## THE REQUEST
Copy each entry as it stands, leaving nothing out.

╭─ EXERCISE DATA

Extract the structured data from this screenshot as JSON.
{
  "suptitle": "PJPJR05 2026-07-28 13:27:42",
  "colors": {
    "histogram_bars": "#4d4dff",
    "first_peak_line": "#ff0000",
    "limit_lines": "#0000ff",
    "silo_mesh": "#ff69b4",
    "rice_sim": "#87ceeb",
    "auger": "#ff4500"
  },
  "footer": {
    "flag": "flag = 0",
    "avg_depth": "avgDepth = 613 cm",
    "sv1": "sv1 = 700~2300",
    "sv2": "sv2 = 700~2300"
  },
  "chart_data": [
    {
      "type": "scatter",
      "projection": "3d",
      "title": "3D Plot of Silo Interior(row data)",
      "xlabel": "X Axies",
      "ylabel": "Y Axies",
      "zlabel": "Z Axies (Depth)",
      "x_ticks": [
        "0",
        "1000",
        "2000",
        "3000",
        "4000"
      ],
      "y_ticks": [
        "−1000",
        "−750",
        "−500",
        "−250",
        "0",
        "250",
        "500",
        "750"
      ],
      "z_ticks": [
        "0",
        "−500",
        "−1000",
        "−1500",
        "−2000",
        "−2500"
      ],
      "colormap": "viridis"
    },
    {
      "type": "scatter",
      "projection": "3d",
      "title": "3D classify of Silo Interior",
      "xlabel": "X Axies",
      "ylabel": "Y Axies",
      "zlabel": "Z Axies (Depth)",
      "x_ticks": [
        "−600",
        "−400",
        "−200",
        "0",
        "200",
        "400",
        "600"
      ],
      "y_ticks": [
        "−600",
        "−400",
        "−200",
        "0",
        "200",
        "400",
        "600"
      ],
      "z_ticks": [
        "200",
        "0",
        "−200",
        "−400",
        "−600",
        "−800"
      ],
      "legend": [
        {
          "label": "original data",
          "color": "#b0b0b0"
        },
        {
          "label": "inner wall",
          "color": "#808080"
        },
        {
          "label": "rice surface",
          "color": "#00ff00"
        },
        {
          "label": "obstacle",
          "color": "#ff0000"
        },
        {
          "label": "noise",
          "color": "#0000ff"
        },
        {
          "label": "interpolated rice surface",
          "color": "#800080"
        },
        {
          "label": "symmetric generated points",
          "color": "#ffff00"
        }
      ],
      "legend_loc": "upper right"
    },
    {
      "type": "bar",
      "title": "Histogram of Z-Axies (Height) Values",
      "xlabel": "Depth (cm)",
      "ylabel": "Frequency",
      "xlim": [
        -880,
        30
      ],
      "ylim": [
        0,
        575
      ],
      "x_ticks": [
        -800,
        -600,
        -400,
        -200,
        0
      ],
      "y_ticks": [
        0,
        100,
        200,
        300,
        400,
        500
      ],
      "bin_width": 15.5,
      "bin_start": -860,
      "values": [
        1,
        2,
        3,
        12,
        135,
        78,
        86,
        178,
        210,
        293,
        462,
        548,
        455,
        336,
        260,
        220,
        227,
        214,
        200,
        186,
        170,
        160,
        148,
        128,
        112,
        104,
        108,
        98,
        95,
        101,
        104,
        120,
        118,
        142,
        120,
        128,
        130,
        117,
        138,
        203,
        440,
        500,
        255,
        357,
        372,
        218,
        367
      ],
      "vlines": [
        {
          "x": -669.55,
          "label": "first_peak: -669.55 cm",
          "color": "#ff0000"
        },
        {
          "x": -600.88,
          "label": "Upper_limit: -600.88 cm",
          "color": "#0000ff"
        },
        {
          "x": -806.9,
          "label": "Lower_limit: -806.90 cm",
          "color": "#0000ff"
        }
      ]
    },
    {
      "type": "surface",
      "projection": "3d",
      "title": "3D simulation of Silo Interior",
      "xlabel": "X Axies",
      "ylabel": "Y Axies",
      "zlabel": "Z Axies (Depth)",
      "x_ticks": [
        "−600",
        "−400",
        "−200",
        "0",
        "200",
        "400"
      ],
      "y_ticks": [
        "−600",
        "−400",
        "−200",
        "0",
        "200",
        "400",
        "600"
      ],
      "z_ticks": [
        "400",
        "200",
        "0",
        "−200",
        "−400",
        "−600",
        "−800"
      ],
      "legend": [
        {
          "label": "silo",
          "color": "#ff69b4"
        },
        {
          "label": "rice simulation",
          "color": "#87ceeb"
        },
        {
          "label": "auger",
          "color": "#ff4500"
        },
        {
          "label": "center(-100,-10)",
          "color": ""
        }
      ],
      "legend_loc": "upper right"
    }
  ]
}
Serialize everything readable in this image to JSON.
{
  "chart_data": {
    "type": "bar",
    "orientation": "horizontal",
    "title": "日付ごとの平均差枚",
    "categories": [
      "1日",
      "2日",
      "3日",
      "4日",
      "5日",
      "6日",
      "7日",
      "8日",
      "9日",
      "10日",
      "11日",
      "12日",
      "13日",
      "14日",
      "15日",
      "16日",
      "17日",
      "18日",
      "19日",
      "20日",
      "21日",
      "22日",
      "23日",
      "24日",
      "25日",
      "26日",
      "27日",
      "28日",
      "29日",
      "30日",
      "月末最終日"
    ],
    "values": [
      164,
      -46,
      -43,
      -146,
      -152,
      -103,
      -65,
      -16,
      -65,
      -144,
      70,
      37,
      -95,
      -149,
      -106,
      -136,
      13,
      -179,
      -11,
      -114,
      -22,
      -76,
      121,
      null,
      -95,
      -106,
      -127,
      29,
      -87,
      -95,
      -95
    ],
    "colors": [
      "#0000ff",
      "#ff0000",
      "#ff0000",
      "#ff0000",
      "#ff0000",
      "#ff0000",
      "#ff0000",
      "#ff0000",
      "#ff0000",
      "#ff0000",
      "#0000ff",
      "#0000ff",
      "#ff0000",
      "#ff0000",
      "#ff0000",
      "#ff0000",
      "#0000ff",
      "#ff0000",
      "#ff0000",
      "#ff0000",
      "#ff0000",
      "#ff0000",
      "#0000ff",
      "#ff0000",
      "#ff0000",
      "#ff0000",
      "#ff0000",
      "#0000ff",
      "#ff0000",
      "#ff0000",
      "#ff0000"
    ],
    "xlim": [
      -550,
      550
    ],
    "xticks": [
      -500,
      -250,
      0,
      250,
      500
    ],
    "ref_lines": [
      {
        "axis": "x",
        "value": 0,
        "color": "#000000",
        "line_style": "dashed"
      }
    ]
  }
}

╰─

## COMPLETE RESPONSE
Extract the structured data from this screenshot as JSON.
{
  "suptitle": "PJPJR05 2026-07-28 13:27:42",
  "colors": {
    "histogram_bars": "#4d4dff",
    "first_peak_line": "#ff0000",
    "limit_lines": "#0000ff",
    "silo_mesh": "#ff69b4",
    "rice_sim": "#87ceeb",
    "auger": "#ff4500"
  },
  "footer": {
    "flag": "flag = 0",
    "avg_depth": "avgDepth = 613 cm",
    "sv1": "sv1 = 700~2300",
    "sv2": "sv2 = 700~2300"
  },
  "chart_data": [
    {
      "type": "scatter",
      "projection": "3d",
      "title": "3D Plot of Silo Interior(row data)",
      "xlabel": "X Axies",
      "ylabel": "Y Axies",
      "zlabel": "Z Axies (Depth)",
      "x_ticks": [
        "0",
        "1000",
        "2000",
        "3000",
        "4000"
      ],
      "y_ticks": [
        "−1000",
        "−750",
        "−500",
        "−250",
        "0",
        "250",
        "500",
        "750"
      ],
      "z_ticks": [
        "0",
        "−500",
        "−1000",
        "−1500",
        "−2000",
        "−2500"
      ],
      "colormap": "viridis"
    },
    {
      "type": "scatter",
      "projection": "3d",
      "title": "3D classify of Silo Interior",
      "xlabel": "X Axies",
      "ylabel": "Y Axies",
      "zlabel": "Z Axies (Depth)",
      "x_ticks": [
        "−600",
        "−400",
        "−200",
        "0",
        "200",
        "400",
        "600"
      ],
      "y_ticks": [
        "−600",
        "−400",
        "−200",
        "0",
        "200",
        "400",
        "600"
      ],
      "z_ticks": [
        "200",
        "0",
        "−200",
        "−400",
        "−600",
        "−800"
      ],
      "legend": [
        {
          "label": "original data",
          "color": "#b0b0b0"
        },
        {
          "label": "inner wall",
          "color": "#808080"
        },
        {
          "label": "rice surface",
          "color": "#00ff00"
        },
        {
          "label": "obstacle",
          "color": "#ff0000"
        },
        {
          "label": "noise",
          "color": "#0000ff"
        },
        {
          "label": "interpolated rice surface",
          "color": "#800080"
        },
        {
          "label": "symmetric generated points",
          "color": "#ffff00"
        }
      ],
      "legend_loc": "upper right"
    },
    {
      "type": "bar",
      "title": "Histogram of Z-Axies (Height) Values",
      "xlabel": "Depth (cm)",
      "ylabel": "Frequency",
      "xlim": [
        -880,
        30
      ],
      "ylim": [
        0,
        575
      ],
      "x_ticks": [
        -800,
        -600,
        -400,
        -200,
        0
      ],
      "y_ticks": [
        0,
        100,
        200,
        300,
        400,
        500
      ],
      "bin_width": 15.5,
      "bin_start": -860,
      "values": [
        1,
        2,
        3,
        12,
        135,
        78,
        86,
        178,
        210,
        293,
        462,
        548,
        455,
        336,
        260,
        220,
        227,
        214,
        200,
        186,
        170,
        160,
        148,
        128,
        112,
        104,
        108,
        98,
        95,
        101,
        104,
        120,
        118,
        142,
        120,
        128,
        130,
        117,
        138,
        203,
        440,
        500,
        255,
        357,
        372,
        218,
        367
      ],
      "vlines": [
        {
          "x": -669.55,
          "label": "first_peak: -669.55 cm",
          "color": "#ff0000"
        },
        {
          "x": -600.88,
          "label": "Upper_limit: -600.88 cm",
          "color": "#0000ff"
        },
        {
          "x": -806.9,
          "label": "Lower_limit: -806.90 cm",
          "color": "#0000ff"
        }
      ]
    },
    {
      "type": "surface",
      "projection": "3d",
      "title": "3D simulation of Silo Interior",
      "xlabel": "X Axies",
      "ylabel": "Y Axies",
      "zlabel": "Z Axies (Depth)",
      "x_ticks": [
        "−600",
        "−400",
        "−200",
        "0",
        "200",
        "400"
      ],
      "y_ticks": [
        "−600",
        "−400",
        "−200",
        "0",
        "200",
        "400",
        "600"
      ],
      "z_ticks": [
        "400",
        "200",
        "0",
        "−200",
        "−400",
        "−600",
        "−800"
      ],
      "legend": [
        {
          "label": "silo",
          "color": "#ff69b4"
        },
        {
          "label": "rice simulation",
          "color": "#87ceeb"
        },
        {
          "label": "auger",
          "color": "#ff4500"
        },
        {
          "label": "center(-100,-10)",
          "color": ""
        }
      ],
      "legend_loc": "upper right"
    }
  ]
}
Serialize everything readable in this image to JSON.
{
  "chart_data": {
    "type": "bar",
    "orientation": "horizontal",
    "title": "日付ごとの平均差枚",
    "categories": [
      "1日",
      "2日",
      "3日",
      "4日",
      "5日",
      "6日",
      "7日",
      "8日",
      "9日",
      "10日",
      "11日",
      "12日",
      "13日",
      "14日",
      "15日",
      "16日",
      "17日",
      "18日",
      "19日",
      "20日",
      "21日",
      "22日",
      "23日",
      "24日",
      "25日",
      "26日",
      "27日",
      "28日",
      "29日",
      "30日",
      "月末最終日"
    ],
    "values": [
      164,
      -46,
      -43,
      -146,
      -152,
      -103,
      -65,
      -16,
      -65,
      -144,
      70,
      37,
      -95,
      -149,
      -106,
      -136,
      13,
      -179,
      -11,
      -114,
      -22,
      -76,
      121,
      null,
      -95,
      -106,
      -127,
      29,
      -87,
      -95,
      -95
    ],
    "colors": [
      "#0000ff",
      "#ff0000",
      "#ff0000",
      "#ff0000",
      "#ff0000",
      "#ff0000",
      "#ff0000",
      "#ff0000",
      "#ff0000",
      "#ff0000",
      "#0000ff",
      "#0000ff",
      "#ff0000",
      "#ff0000",
      "#ff0000",
      "#ff0000",
      "#0000ff",
      "#ff0000",
      "#ff0000",
      "#ff0000",
      "#ff0000",
      "#ff0000",
      "#0000ff",
      "#ff0000",
      "#ff0000",
      "#ff0000",
      "#ff0000",
      "#0000ff",
      "#ff0000",
      "#ff0000",
      "#ff0000"
    ],
    "xlim": [
      -550,
      550
    ],
    "xticks": [
      -500,
      -250,
      0,
      250,
      500
    ],
    "ref_lines": [
      {
        "axis": "x",
        "value": 0,
        "color": "#000000",
        "line_style": "dashed"
      }
    ]
  }
}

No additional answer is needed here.